Stored records
— begin —

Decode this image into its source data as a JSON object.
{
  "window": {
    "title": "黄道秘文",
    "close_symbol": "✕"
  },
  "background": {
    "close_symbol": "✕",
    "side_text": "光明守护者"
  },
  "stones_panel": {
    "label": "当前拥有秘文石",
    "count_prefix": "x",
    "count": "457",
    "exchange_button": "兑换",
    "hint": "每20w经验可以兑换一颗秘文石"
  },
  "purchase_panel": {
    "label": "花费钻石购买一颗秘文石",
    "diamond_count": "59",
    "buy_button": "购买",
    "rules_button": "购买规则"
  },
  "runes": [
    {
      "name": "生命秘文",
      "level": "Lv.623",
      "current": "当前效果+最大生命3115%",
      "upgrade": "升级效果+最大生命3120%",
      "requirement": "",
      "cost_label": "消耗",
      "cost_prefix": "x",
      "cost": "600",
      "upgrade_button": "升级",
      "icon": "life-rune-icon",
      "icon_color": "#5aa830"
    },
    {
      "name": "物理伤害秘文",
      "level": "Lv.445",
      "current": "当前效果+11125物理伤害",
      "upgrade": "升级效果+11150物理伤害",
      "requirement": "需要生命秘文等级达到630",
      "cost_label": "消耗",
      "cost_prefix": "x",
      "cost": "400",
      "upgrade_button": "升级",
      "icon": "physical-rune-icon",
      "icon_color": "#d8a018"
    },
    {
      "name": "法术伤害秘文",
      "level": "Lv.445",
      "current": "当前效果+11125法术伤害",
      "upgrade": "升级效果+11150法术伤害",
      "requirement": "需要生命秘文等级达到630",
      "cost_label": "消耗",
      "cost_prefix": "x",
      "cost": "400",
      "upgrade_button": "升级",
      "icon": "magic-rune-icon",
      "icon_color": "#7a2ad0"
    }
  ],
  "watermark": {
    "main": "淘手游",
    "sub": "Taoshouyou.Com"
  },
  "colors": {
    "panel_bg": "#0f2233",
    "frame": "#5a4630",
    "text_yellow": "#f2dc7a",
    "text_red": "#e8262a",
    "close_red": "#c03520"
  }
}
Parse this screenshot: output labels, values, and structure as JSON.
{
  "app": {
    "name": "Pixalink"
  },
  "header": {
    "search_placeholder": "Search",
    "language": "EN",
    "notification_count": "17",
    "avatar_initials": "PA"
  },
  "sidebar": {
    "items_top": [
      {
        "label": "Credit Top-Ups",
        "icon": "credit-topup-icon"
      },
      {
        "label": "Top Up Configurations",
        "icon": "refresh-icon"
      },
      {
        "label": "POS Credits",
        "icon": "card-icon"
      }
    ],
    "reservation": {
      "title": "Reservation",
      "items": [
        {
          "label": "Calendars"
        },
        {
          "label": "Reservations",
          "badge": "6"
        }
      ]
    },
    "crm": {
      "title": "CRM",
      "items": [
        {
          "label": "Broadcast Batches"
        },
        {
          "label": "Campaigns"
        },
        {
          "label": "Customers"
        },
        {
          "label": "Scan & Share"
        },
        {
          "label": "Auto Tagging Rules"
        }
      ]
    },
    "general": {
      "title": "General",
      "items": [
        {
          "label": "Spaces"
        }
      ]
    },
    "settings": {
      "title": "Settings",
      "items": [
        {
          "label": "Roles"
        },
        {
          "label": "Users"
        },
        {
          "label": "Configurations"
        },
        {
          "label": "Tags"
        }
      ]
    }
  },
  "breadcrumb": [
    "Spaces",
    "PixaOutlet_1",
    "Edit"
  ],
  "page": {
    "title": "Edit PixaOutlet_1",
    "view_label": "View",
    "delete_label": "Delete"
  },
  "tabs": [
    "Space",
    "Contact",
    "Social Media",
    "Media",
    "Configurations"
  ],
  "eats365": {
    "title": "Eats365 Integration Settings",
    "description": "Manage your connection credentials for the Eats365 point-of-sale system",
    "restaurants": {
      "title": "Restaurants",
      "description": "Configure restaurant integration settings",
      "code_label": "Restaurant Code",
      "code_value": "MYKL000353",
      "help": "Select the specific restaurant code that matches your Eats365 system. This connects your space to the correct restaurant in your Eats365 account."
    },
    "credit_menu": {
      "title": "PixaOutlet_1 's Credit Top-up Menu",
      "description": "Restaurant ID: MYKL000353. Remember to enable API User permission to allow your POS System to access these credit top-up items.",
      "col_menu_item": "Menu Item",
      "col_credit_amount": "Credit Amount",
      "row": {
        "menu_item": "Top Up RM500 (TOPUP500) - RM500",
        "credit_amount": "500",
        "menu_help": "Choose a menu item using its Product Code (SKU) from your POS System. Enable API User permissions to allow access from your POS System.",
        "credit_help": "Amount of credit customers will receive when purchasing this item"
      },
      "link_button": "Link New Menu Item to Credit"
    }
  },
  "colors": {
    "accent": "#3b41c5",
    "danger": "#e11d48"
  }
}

— end —

■ Exercise ■
Copy out the whole listing exactly as written.

■ Task result ■
Decode this image into its source data as a JSON object.
{
  "window": {
    "title": "黄道秘文",
    "close_symbol": "✕"
  },
  "background": {
    "close_symbol": "✕",
    "side_text": "光明守护者"
  },
  "stones_panel": {
    "label": "当前拥有秘文石",
    "count_prefix": "x",
    "count": "457",
    "exchange_button": "兑换",
    "hint": "每20w经验可以兑换一颗秘文石"
  },
  "purchase_panel": {
    "label": "花费钻石购买一颗秘文石",
    "diamond_count": "59",
    "buy_button": "购买",
    "rules_button": "购买规则"
  },
  "runes": [
    {
      "name": "生命秘文",
      "level": "Lv.623",
      "current": "当前效果+最大生命3115%",
      "upgrade": "升级效果+最大生命3120%",
      "requirement": "",
      "cost_label": "消耗",
      "cost_prefix": "x",
      "cost": "600",
      "upgrade_button": "升级",
      "icon": "life-rune-icon",
      "icon_color": "#5aa830"
    },
    {
      "name": "物理伤害秘文",
      "level": "Lv.445",
      "current": "当前效果+11125物理伤害",
      "upgrade": "升级效果+11150物理伤害",
      "requirement": "需要生命秘文等级达到630",
      "cost_label": "消耗",
      "cost_prefix": "x",
      "cost": "400",
      "upgrade_button": "升级",
      "icon": "physical-rune-icon",
      "icon_color": "#d8a018"
    },
    {
      "name": "法术伤害秘文",
      "level": "Lv.445",
      "current": "当前效果+11125法术伤害",
      "upgrade": "升级效果+11150法术伤害",
      "requirement": "需要生命秘文等级达到630",
      "cost_label": "消耗",
      "cost_prefix": "x",
      "cost": "400",
      "upgrade_button": "升级",
      "icon": "magic-rune-icon",
      "icon_color": "#7a2ad0"
    }
  ],
  "watermark": {
    "main": "淘手游",
    "sub": "Taoshouyou.Com"
  },
  "colors": {
    "panel_bg": "#0f2233",
    "frame": "#5a4630",
    "text_yellow": "#f2dc7a",
    "text_red": "#e8262a",
    "close_red": "#c03520"
  }
}
Parse this screenshot: output labels, values, and structure as JSON.
{
  "app": {
    "name": "Pixalink"
  },
  "header": {
    "search_placeholder": "Search",
    "language": "EN",
    "notification_count": "17",
    "avatar_initials": "PA"
  },
  "sidebar": {
    "items_top": [
      {
        "label": "Credit Top-Ups",
        "icon": "credit-topup-icon"
      },
      {
        "label": "Top Up Configurations",
        "icon": "refresh-icon"
      },
      {
        "label": "POS Credits",
        "icon": "card-icon"
      }
    ],
    "reservation": {
      "title": "Reservation",
      "items": [
        {
          "label": "Calendars"
        },
        {
          "label": "Reservations",
          "badge": "6"
        }
      ]
    },
    "crm": {
      "title": "CRM",
      "items": [
        {
          "label": "Broadcast Batches"
        },
        {
          "label": "Campaigns"
        },
        {
          "label": "Customers"
        },
        {
          "label": "Scan & Share"
        },
        {
          "label": "Auto Tagging Rules"
        }
      ]
    },
    "general": {
      "title": "General",
      "items": [
        {
          "label": "Spaces"
        }
      ]
    },
    "settings": {
      "title": "Settings",
      "items": [
        {
          "label": "Roles"
        },
        {
          "label": "Users"
        },
        {
          "label": "Configurations"
        },
        {
          "label": "Tags"
        }
      ]
    }
  },
  "breadcrumb": [
    "Spaces",
    "PixaOutlet_1",
    "Edit"
  ],
  "page": {
    "title": "Edit PixaOutlet_1",
    "view_label": "View",
    "delete_label": "Delete"
  },
  "tabs": [
    "Space",
    "Contact",
    "Social Media",
    "Media",
    "Configurations"
  ],
  "eats365": {
    "title": "Eats365 Integration Settings",
    "description": "Manage your connection credentials for the Eats365 point-of-sale system",
    "restaurants": {
      "title": "Restaurants",
      "description": "Configure restaurant integration settings",
      "code_label": "Restaurant Code",
      "code_value": "MYKL000353",
      "help": "Select the specific restaurant code that matches your Eats365 system. This connects your space to the correct restaurant in your Eats365 account."
    },
    "credit_menu": {
      "title": "PixaOutlet_1 's Credit Top-up Menu",
      "description": "Restaurant ID: MYKL000353. Remember to enable API User permission to allow your POS System to access these credit top-up items.",
      "col_menu_item": "Menu Item",
      "col_credit_amount": "Credit Amount",
      "row": {
        "menu_item": "Top Up RM500 (TOPUP500) - RM500",
        "credit_amount": "500",
        "menu_help": "Choose a menu item using its Product Code (SKU) from your POS System. Enable API User permissions to allow access from your POS System.",
        "credit_help": "Amount of credit customers will receive when purchasing this item"
      },
      "link_button": "Link New Menu Item to Credit"
    }
  },
  "colors": {
    "accent": "#3b41c5",
    "danger": "#e11d48"
  }
}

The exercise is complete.